=== Listed records ===

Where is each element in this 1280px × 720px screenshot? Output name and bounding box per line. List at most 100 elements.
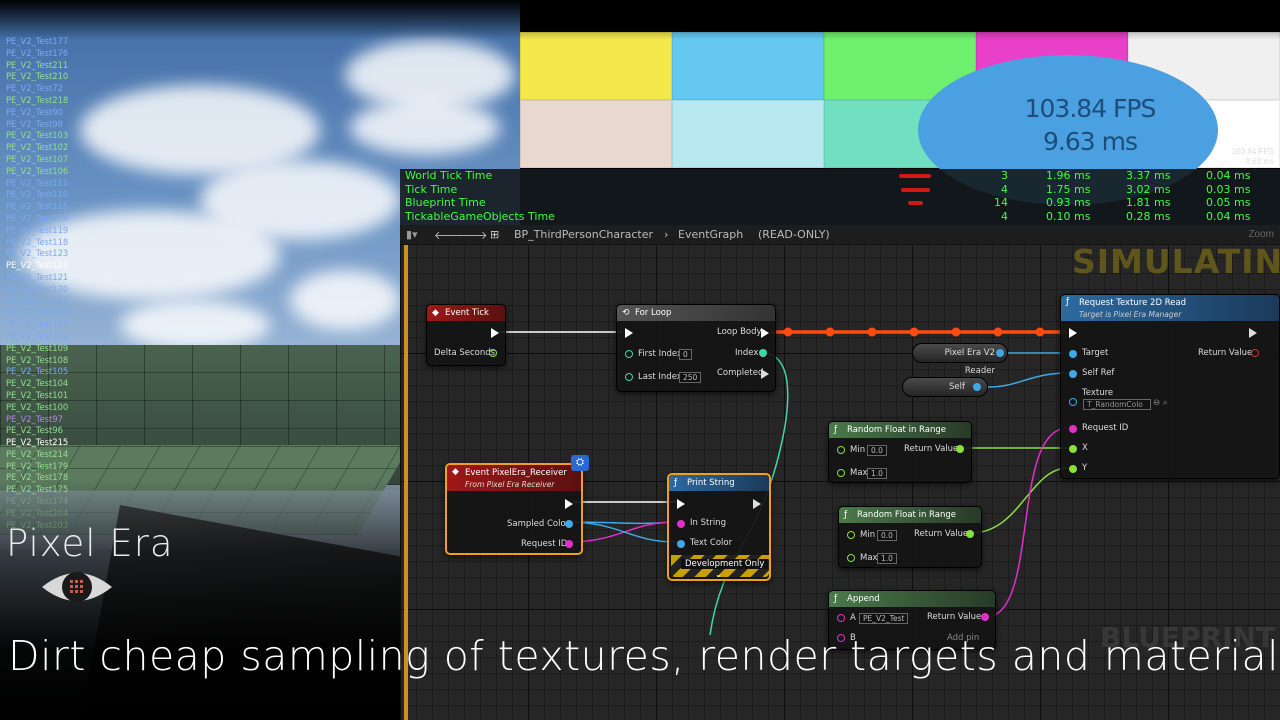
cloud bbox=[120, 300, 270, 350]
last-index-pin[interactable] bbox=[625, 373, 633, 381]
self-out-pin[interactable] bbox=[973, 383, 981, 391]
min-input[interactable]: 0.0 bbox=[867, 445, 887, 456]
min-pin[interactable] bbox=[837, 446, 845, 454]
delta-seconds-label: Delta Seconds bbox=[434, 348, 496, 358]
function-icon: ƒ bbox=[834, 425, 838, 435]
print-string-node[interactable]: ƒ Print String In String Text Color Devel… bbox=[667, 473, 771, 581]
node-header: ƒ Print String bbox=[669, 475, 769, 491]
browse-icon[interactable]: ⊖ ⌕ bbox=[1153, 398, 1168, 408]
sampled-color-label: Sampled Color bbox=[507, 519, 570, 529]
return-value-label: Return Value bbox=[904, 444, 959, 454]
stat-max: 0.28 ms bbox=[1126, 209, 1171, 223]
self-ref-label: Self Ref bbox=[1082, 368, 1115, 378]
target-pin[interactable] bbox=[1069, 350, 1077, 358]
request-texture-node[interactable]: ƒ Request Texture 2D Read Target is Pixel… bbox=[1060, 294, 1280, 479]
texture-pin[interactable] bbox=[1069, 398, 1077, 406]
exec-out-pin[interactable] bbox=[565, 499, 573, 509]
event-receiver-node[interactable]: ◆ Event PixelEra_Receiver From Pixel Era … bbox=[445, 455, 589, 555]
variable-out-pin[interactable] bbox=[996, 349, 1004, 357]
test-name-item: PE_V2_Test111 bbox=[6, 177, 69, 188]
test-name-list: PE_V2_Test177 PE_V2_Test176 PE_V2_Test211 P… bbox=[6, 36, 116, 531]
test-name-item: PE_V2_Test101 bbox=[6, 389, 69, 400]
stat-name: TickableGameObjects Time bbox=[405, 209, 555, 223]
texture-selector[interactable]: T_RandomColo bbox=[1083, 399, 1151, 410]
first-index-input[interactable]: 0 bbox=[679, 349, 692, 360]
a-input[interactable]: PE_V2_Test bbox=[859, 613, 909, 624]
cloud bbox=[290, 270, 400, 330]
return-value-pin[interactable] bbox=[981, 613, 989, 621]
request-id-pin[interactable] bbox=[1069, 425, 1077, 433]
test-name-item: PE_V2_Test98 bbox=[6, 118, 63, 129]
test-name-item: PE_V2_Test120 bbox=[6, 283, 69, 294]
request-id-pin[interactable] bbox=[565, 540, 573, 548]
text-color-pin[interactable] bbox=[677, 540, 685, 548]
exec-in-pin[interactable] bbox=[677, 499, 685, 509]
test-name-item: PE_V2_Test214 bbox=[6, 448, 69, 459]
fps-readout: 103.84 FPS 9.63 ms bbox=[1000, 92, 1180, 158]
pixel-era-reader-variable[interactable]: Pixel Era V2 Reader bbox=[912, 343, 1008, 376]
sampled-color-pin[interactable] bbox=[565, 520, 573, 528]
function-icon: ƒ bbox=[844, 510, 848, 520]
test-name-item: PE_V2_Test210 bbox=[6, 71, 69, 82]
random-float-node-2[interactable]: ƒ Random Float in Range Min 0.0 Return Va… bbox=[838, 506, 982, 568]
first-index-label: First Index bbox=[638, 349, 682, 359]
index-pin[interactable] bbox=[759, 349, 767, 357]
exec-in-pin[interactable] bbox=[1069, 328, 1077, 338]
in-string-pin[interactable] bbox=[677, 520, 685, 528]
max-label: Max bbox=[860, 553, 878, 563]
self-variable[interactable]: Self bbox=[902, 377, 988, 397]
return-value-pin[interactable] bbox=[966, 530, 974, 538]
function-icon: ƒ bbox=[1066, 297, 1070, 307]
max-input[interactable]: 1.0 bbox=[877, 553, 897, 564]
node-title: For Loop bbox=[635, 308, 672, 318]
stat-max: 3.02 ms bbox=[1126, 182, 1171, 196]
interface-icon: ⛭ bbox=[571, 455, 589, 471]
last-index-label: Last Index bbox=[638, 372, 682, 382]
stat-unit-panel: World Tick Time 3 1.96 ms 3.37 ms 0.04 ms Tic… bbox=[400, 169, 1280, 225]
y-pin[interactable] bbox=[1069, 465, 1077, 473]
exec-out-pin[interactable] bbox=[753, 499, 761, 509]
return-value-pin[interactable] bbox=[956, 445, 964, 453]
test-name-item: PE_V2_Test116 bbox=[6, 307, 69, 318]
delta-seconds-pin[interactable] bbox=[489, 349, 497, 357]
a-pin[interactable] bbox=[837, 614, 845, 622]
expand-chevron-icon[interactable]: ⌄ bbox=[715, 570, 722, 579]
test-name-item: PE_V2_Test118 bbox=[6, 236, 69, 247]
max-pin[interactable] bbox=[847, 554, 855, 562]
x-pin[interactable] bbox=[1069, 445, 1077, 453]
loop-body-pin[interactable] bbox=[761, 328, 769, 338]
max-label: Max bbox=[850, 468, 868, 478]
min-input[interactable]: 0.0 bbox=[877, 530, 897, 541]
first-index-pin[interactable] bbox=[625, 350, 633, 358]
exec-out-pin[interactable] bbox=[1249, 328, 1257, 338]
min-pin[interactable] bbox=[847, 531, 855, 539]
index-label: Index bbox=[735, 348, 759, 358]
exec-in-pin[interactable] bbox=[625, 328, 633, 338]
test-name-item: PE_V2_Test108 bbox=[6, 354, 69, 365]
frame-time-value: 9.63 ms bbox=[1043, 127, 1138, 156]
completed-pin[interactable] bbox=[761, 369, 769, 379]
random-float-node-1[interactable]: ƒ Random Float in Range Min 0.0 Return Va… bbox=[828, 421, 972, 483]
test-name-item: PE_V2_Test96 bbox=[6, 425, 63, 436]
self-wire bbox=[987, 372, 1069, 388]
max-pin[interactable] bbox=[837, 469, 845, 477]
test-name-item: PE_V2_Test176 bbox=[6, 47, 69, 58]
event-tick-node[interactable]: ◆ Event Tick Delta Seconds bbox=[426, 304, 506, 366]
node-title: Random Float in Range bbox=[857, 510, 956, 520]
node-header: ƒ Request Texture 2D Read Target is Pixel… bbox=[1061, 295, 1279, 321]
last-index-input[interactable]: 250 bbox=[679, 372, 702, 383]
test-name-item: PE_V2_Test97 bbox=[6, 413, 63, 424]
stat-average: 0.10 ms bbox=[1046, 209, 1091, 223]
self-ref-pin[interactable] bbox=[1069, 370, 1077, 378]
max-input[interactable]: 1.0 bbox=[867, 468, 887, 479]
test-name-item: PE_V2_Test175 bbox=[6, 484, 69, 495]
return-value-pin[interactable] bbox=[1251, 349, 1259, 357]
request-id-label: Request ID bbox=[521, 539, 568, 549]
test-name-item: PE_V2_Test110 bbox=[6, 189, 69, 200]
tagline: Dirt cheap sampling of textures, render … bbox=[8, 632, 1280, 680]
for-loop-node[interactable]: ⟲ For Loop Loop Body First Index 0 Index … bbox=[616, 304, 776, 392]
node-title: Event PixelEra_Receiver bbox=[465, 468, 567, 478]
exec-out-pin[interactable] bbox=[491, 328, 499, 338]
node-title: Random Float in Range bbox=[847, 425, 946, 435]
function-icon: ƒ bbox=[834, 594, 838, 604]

===

#### [To do]
Please write out every one of the lines above word for word, leaving the pictures out of your answer.

#### [Full answer]
Where is each element in this 1280px × 720px screenshot? Output name and bounding box per line. List at most 100 elements.
cloud bbox=[120, 300, 270, 350]
last-index-pin[interactable] bbox=[625, 373, 633, 381]
self-out-pin[interactable] bbox=[973, 383, 981, 391]
min-input[interactable]: 0.0 bbox=[867, 445, 887, 456]
min-pin[interactable] bbox=[837, 446, 845, 454]
delta-seconds-label: Delta Seconds bbox=[434, 348, 496, 358]
function-icon: ƒ bbox=[834, 425, 838, 435]
print-string-node[interactable]: ƒ Print String In String Text Color Devel… bbox=[667, 473, 771, 581]
node-header: ƒ Print String bbox=[669, 475, 769, 491]
browse-icon[interactable]: ⊖ ⌕ bbox=[1153, 398, 1168, 408]
sampled-color-label: Sampled Color bbox=[507, 519, 570, 529]
return-value-label: Return Value bbox=[904, 444, 959, 454]
stat-max: 0.28 ms bbox=[1126, 209, 1171, 223]
self-ref-label: Self Ref bbox=[1082, 368, 1115, 378]
target-pin[interactable] bbox=[1069, 350, 1077, 358]
request-texture-node[interactable]: ƒ Request Texture 2D Read Target is Pixel… bbox=[1060, 294, 1280, 479]
texture-pin[interactable] bbox=[1069, 398, 1077, 406]
exec-out-pin[interactable] bbox=[565, 499, 573, 509]
event-receiver-node[interactable]: ◆ Event PixelEra_Receiver From Pixel Era … bbox=[445, 455, 589, 555]
variable-out-pin[interactable] bbox=[996, 349, 1004, 357]
test-name-item: PE_V2_Test111 bbox=[6, 177, 69, 188]
test-name-list: PE_V2_Test177 PE_V2_Test176 PE_V2_Test211 P… bbox=[6, 36, 116, 531]
test-name-item: PE_V2_Test101 bbox=[6, 389, 69, 400]
stat-name: TickableGameObjects Time bbox=[405, 209, 555, 223]
texture-selector[interactable]: T_RandomColo bbox=[1083, 399, 1151, 410]
first-index-input[interactable]: 0 bbox=[679, 349, 692, 360]
a-input[interactable]: PE_V2_Test bbox=[859, 613, 909, 624]
cloud bbox=[290, 270, 400, 330]
return-value-pin[interactable] bbox=[981, 613, 989, 621]
request-id-pin[interactable] bbox=[1069, 425, 1077, 433]
test-name-item: PE_V2_Test98 bbox=[6, 118, 63, 129]
test-name-item: PE_V2_Test120 bbox=[6, 283, 69, 294]
request-id-pin[interactable] bbox=[565, 540, 573, 548]
text-color-pin[interactable] bbox=[677, 540, 685, 548]
exec-in-pin[interactable] bbox=[677, 499, 685, 509]
test-name-item: PE_V2_Test214 bbox=[6, 448, 69, 459]
fps-readout: 103.84 FPS 9.63 ms bbox=[1000, 92, 1180, 158]
pixel-era-reader-variable[interactable]: Pixel Era V2 Reader bbox=[912, 343, 1008, 376]
sampled-color-pin[interactable] bbox=[565, 520, 573, 528]
function-icon: ƒ bbox=[844, 510, 848, 520]
test-name-item: PE_V2_Test210 bbox=[6, 71, 69, 82]
random-float-node-2[interactable]: ƒ Random Float in Range Min 0.0 Return Va… bbox=[838, 506, 982, 568]
first-index-label: First Index bbox=[638, 349, 682, 359]
index-pin[interactable] bbox=[759, 349, 767, 357]
exec-in-pin[interactable] bbox=[1069, 328, 1077, 338]
in-string-pin[interactable] bbox=[677, 520, 685, 528]
max-label: Max bbox=[860, 553, 878, 563]
self-variable[interactable]: Self bbox=[902, 377, 988, 397]
return-value-pin[interactable] bbox=[966, 530, 974, 538]
function-icon: ƒ bbox=[1066, 297, 1070, 307]
max-input[interactable]: 1.0 bbox=[877, 553, 897, 564]
node-title: For Loop bbox=[635, 308, 672, 318]
stat-max: 3.02 ms bbox=[1126, 182, 1171, 196]
interface-icon: ⛭ bbox=[571, 455, 589, 471]
last-index-label: Last Index bbox=[638, 372, 682, 382]
stat-unit-panel: World Tick Time 3 1.96 ms 3.37 ms 0.04 ms Tic… bbox=[400, 169, 1280, 225]
y-pin[interactable] bbox=[1069, 465, 1077, 473]
exec-out-pin[interactable] bbox=[753, 499, 761, 509]
return-value-pin[interactable] bbox=[956, 445, 964, 453]
test-name-item: PE_V2_Test116 bbox=[6, 307, 69, 318]
delta-seconds-pin[interactable] bbox=[489, 349, 497, 357]
a-pin[interactable] bbox=[837, 614, 845, 622]
expand-chevron-icon[interactable]: ⌄ bbox=[715, 570, 722, 579]
test-name-item: PE_V2_Test118 bbox=[6, 236, 69, 247]
max-pin[interactable] bbox=[847, 554, 855, 562]
x-pin[interactable] bbox=[1069, 445, 1077, 453]
loop-body-pin[interactable] bbox=[761, 328, 769, 338]
max-label: Max bbox=[850, 468, 868, 478]
min-input[interactable]: 0.0 bbox=[877, 530, 897, 541]
first-index-pin[interactable] bbox=[625, 350, 633, 358]
exec-out-pin[interactable] bbox=[1249, 328, 1257, 338]
min-pin[interactable] bbox=[847, 531, 855, 539]
index-label: Index bbox=[735, 348, 759, 358]
exec-in-pin[interactable] bbox=[625, 328, 633, 338]
test-name-item: PE_V2_Test108 bbox=[6, 354, 69, 365]
frame-time-value: 9.63 ms bbox=[1043, 127, 1138, 156]
completed-pin[interactable] bbox=[761, 369, 769, 379]
random-float-node-1[interactable]: ƒ Random Float in Range Min 0.0 Return Va… bbox=[828, 421, 972, 483]
test-name-item: PE_V2_Test96 bbox=[6, 425, 63, 436]
self-wire bbox=[987, 372, 1069, 388]
max-pin[interactable] bbox=[837, 469, 845, 477]
test-name-item: PE_V2_Test176 bbox=[6, 47, 69, 58]
event-tick-node[interactable]: ◆ Event Tick Delta Seconds bbox=[426, 304, 506, 366]
node-title: Random Float in Range bbox=[857, 510, 956, 520]
node-header: ƒ Request Texture 2D Read Target is Pixel… bbox=[1061, 295, 1279, 321]
last-index-input[interactable]: 250 bbox=[679, 372, 702, 383]
test-name-item: PE_V2_Test97 bbox=[6, 413, 63, 424]
stat-average: 0.10 ms bbox=[1046, 209, 1091, 223]
self-ref-pin[interactable] bbox=[1069, 370, 1077, 378]
max-input[interactable]: 1.0 bbox=[867, 468, 887, 479]
test-name-item: PE_V2_Test175 bbox=[6, 484, 69, 495]
return-value-pin[interactable] bbox=[1251, 349, 1259, 357]
request-id-label: Request ID bbox=[521, 539, 568, 549]
test-name-item: PE_V2_Test110 bbox=[6, 189, 69, 200]
tagline: Dirt cheap sampling of textures, render … bbox=[8, 632, 1280, 680]
for-loop-node[interactable]: ⟲ For Loop Loop Body First Index 0 Index … bbox=[616, 304, 776, 392]
node-title: Event PixelEra_Receiver bbox=[465, 468, 567, 478]
exec-out-pin[interactable] bbox=[491, 328, 499, 338]
node-title: Random Float in Range bbox=[847, 425, 946, 435]
function-icon: ƒ bbox=[834, 594, 838, 604]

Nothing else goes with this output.